START
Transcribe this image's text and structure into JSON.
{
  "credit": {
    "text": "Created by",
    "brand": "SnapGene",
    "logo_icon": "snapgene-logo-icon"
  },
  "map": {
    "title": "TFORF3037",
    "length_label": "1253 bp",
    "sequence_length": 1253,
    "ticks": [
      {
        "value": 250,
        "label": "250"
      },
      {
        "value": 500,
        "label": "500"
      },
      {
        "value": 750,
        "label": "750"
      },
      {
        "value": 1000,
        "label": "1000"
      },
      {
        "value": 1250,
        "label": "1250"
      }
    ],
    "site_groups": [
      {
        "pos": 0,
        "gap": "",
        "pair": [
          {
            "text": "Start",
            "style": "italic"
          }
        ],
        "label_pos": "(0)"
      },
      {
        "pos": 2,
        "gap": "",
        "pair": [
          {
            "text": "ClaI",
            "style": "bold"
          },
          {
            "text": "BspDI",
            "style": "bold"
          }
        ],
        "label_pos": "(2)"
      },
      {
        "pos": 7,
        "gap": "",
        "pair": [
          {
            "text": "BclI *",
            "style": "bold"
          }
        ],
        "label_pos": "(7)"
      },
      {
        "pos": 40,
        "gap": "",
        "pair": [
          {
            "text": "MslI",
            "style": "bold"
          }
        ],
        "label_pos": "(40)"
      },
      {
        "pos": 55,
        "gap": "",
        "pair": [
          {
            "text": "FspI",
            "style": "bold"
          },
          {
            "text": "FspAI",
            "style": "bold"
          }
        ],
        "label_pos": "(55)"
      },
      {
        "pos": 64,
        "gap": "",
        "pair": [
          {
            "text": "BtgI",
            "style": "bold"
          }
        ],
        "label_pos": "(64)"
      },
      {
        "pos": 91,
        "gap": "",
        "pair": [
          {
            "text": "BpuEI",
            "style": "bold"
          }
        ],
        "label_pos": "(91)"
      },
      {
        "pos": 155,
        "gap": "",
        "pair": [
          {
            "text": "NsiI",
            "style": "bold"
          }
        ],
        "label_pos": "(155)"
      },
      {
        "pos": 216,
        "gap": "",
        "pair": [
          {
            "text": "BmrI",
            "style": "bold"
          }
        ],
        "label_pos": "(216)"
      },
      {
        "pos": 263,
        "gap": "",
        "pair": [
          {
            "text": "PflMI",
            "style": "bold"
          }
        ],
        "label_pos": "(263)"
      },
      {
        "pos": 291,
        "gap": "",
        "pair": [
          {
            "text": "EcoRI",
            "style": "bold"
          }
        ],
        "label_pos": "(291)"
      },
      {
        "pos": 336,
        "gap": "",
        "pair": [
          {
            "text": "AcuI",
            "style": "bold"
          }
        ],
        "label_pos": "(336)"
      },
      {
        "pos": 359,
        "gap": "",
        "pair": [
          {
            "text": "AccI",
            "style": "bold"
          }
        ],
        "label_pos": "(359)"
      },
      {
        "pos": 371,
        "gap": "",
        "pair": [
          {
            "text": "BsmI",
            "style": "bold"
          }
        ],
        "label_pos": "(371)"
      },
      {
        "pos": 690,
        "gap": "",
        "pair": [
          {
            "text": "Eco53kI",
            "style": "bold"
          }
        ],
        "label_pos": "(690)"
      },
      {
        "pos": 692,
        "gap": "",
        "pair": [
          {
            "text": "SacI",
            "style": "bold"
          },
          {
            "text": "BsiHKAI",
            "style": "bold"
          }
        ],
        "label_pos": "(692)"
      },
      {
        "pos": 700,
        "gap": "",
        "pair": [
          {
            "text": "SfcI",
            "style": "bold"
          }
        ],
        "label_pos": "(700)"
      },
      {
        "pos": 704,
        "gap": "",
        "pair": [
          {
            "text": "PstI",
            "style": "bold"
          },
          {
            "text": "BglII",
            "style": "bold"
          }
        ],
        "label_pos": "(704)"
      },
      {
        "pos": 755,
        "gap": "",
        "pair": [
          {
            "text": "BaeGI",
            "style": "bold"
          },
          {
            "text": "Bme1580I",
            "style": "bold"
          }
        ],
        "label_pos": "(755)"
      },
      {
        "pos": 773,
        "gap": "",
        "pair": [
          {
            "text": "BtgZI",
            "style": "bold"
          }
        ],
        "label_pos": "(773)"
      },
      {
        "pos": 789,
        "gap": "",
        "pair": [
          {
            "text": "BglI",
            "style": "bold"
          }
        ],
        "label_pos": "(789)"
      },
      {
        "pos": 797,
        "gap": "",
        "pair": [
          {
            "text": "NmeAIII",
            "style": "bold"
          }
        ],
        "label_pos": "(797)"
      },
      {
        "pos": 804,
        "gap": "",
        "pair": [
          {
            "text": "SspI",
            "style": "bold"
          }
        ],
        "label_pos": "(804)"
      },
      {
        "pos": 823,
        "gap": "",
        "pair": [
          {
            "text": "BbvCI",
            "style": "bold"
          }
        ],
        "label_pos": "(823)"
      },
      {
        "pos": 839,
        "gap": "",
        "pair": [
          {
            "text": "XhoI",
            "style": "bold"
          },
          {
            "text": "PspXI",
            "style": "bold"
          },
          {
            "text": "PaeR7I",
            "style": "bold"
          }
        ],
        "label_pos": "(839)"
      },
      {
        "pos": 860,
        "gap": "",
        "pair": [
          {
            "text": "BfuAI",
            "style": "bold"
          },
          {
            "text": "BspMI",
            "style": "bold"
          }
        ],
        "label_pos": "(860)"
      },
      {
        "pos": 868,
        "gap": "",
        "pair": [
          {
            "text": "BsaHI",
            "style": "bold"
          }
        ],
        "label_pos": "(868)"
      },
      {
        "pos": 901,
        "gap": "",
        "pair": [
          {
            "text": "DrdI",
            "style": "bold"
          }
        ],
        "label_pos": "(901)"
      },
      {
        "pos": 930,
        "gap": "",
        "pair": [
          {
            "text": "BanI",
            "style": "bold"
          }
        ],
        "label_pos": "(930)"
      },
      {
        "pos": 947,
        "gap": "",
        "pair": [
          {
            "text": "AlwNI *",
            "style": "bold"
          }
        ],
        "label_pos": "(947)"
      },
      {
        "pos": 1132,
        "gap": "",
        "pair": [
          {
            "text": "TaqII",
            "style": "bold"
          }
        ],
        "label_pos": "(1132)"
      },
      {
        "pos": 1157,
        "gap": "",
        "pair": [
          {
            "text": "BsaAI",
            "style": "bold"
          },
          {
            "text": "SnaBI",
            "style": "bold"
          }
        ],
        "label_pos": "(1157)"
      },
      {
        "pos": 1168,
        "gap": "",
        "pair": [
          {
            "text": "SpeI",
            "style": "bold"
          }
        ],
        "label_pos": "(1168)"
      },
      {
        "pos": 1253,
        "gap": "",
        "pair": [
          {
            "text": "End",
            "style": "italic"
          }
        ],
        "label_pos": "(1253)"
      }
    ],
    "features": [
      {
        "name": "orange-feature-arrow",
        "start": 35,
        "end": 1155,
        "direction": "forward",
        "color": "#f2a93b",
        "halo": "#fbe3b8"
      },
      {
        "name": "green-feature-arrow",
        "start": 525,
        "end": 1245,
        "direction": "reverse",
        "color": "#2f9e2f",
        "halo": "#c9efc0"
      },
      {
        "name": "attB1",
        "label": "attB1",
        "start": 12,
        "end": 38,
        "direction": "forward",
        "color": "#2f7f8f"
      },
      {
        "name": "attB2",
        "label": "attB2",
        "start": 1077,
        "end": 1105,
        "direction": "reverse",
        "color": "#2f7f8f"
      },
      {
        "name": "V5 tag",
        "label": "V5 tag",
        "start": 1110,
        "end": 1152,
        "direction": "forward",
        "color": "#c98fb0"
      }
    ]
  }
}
END
Print back all the lines verbatim.

Transcribe this image's text and structure into JSON.
{
  "credit": {
    "text": "Created by",
    "brand": "SnapGene",
    "logo_icon": "snapgene-logo-icon"
  },
  "map": {
    "title": "TFORF3037",
    "length_label": "1253 bp",
    "sequence_length": 1253,
    "ticks": [
      {
        "value": 250,
        "label": "250"
      },
      {
        "value": 500,
        "label": "500"
      },
      {
        "value": 750,
        "label": "750"
      },
      {
        "value": 1000,
        "label": "1000"
      },
      {
        "value": 1250,
        "label": "1250"
      }
    ],
    "site_groups": [
      {
        "pos": 0,
        "gap": "",
        "pair": [
          {
            "text": "Start",
            "style": "italic"
          }
        ],
        "label_pos": "(0)"
      },
      {
        "pos": 2,
        "gap": "",
        "pair": [
          {
            "text": "ClaI",
            "style": "bold"
          },
          {
            "text": "BspDI",
            "style": "bold"
          }
        ],
        "label_pos": "(2)"
      },
      {
        "pos": 7,
        "gap": "",
        "pair": [
          {
            "text": "BclI *",
            "style": "bold"
          }
        ],
        "label_pos": "(7)"
      },
      {
        "pos": 40,
        "gap": "",
        "pair": [
          {
            "text": "MslI",
            "style": "bold"
          }
        ],
        "label_pos": "(40)"
      },
      {
        "pos": 55,
        "gap": "",
        "pair": [
          {
            "text": "FspI",
            "style": "bold"
          },
          {
            "text": "FspAI",
            "style": "bold"
          }
        ],
        "label_pos": "(55)"
      },
      {
        "pos": 64,
        "gap": "",
        "pair": [
          {
            "text": "BtgI",
            "style": "bold"
          }
        ],
        "label_pos": "(64)"
      },
      {
        "pos": 91,
        "gap": "",
        "pair": [
          {
            "text": "BpuEI",
            "style": "bold"
          }
        ],
        "label_pos": "(91)"
      },
      {
        "pos": 155,
        "gap": "",
        "pair": [
          {
            "text": "NsiI",
            "style": "bold"
          }
        ],
        "label_pos": "(155)"
      },
      {
        "pos": 216,
        "gap": "",
        "pair": [
          {
            "text": "BmrI",
            "style": "bold"
          }
        ],
        "label_pos": "(216)"
      },
      {
        "pos": 263,
        "gap": "",
        "pair": [
          {
            "text": "PflMI",
            "style": "bold"
          }
        ],
        "label_pos": "(263)"
      },
      {
        "pos": 291,
        "gap": "",
        "pair": [
          {
            "text": "EcoRI",
            "style": "bold"
          }
        ],
        "label_pos": "(291)"
      },
      {
        "pos": 336,
        "gap": "",
        "pair": [
          {
            "text": "AcuI",
            "style": "bold"
          }
        ],
        "label_pos": "(336)"
      },
      {
        "pos": 359,
        "gap": "",
        "pair": [
          {
            "text": "AccI",
            "style": "bold"
          }
        ],
        "label_pos": "(359)"
      },
      {
        "pos": 371,
        "gap": "",
        "pair": [
          {
            "text": "BsmI",
            "style": "bold"
          }
        ],
        "label_pos": "(371)"
      },
      {
        "pos": 690,
        "gap": "",
        "pair": [
          {
            "text": "Eco53kI",
            "style": "bold"
          }
        ],
        "label_pos": "(690)"
      },
      {
        "pos": 692,
        "gap": "",
        "pair": [
          {
            "text": "SacI",
            "style": "bold"
          },
          {
            "text": "BsiHKAI",
            "style": "bold"
          }
        ],
        "label_pos": "(692)"
      },
      {
        "pos": 700,
        "gap": "",
        "pair": [
          {
            "text": "SfcI",
            "style": "bold"
          }
        ],
        "label_pos": "(700)"
      },
      {
        "pos": 704,
        "gap": "",
        "pair": [
          {
            "text": "PstI",
            "style": "bold"
          },
          {
            "text": "BglII",
            "style": "bold"
          }
        ],
        "label_pos": "(704)"
      },
      {
        "pos": 755,
        "gap": "",
        "pair": [
          {
            "text": "BaeGI",
            "style": "bold"
          },
          {
            "text": "Bme1580I",
            "style": "bold"
          }
        ],
        "label_pos": "(755)"
      },
      {
        "pos": 773,
        "gap": "",
        "pair": [
          {
            "text": "BtgZI",
            "style": "bold"
          }
        ],
        "label_pos": "(773)"
      },
      {
        "pos": 789,
        "gap": "",
        "pair": [
          {
            "text": "BglI",
            "style": "bold"
          }
        ],
        "label_pos": "(789)"
      },
      {
        "pos": 797,
        "gap": "",
        "pair": [
          {
            "text": "NmeAIII",
            "style": "bold"
          }
        ],
        "label_pos": "(797)"
      },
      {
        "pos": 804,
        "gap": "",
        "pair": [
          {
            "text": "SspI",
            "style": "bold"
          }
        ],
        "label_pos": "(804)"
      },
      {
        "pos": 823,
        "gap": "",
        "pair": [
          {
            "text": "BbvCI",
            "style": "bold"
          }
        ],
        "label_pos": "(823)"
      },
      {
        "pos": 839,
        "gap": "",
        "pair": [
          {
            "text": "XhoI",
            "style": "bold"
          },
          {
            "text": "PspXI",
            "style": "bold"
          },
          {
            "text": "PaeR7I",
            "style": "bold"
          }
        ],
        "label_pos": "(839)"
      },
      {
        "pos": 860,
        "gap": "",
        "pair": [
          {
            "text": "BfuAI",
            "style": "bold"
          },
          {
            "text": "BspMI",
            "style": "bold"
          }
        ],
        "label_pos": "(860)"
      },
      {
        "pos": 868,
        "gap": "",
        "pair": [
          {
            "text": "BsaHI",
            "style": "bold"
          }
        ],
        "label_pos": "(868)"
      },
      {
        "pos": 901,
        "gap": "",
        "pair": [
          {
            "text": "DrdI",
            "style": "bold"
          }
        ],
        "label_pos": "(901)"
      },
      {
        "pos": 930,
        "gap": "",
        "pair": [
          {
            "text": "BanI",
            "style": "bold"
          }
        ],
        "label_pos": "(930)"
      },
      {
        "pos": 947,
        "gap": "",
        "pair": [
          {
            "text": "AlwNI *",
            "style": "bold"
          }
        ],
        "label_pos": "(947)"
      },
      {
        "pos": 1132,
        "gap": "",
        "pair": [
          {
            "text": "TaqII",
            "style": "bold"
          }
        ],
        "label_pos": "(1132)"
      },
      {
        "pos": 1157,
        "gap": "",
        "pair": [
          {
            "text": "BsaAI",
            "style": "bold"
          },
          {
            "text": "SnaBI",
            "style": "bold"
          }
        ],
        "label_pos": "(1157)"
      },
      {
        "pos": 1168,
        "gap": "",
        "pair": [
          {
            "text": "SpeI",
            "style": "bold"
          }
        ],
        "label_pos": "(1168)"
      },
      {
        "pos": 1253,
        "gap": "",
        "pair": [
          {
            "text": "End",
            "style": "italic"
          }
        ],
        "label_pos": "(1253)"
      }
    ],
    "features": [
      {
        "name": "orange-feature-arrow",
        "start": 35,
        "end": 1155,
        "direction": "forward",
        "color": "#f2a93b",
        "halo": "#fbe3b8"
      },
      {
        "name": "green-feature-arrow",
        "start": 525,
        "end": 1245,
        "direction": "reverse",
        "color": "#2f9e2f",
        "halo": "#c9efc0"
      },
      {
        "name": "attB1",
        "label": "attB1",
        "start": 12,
        "end": 38,
        "direction": "forward",
        "color": "#2f7f8f"
      },
      {
        "name": "attB2",
        "label": "attB2",
        "start": 1077,
        "end": 1105,
        "direction": "reverse",
        "color": "#2f7f8f"
      },
      {
        "name": "V5 tag",
        "label": "V5 tag",
        "start": 1110,
        "end": 1152,
        "direction": "forward",
        "color": "#c98fb0"
      }
    ]
  }
}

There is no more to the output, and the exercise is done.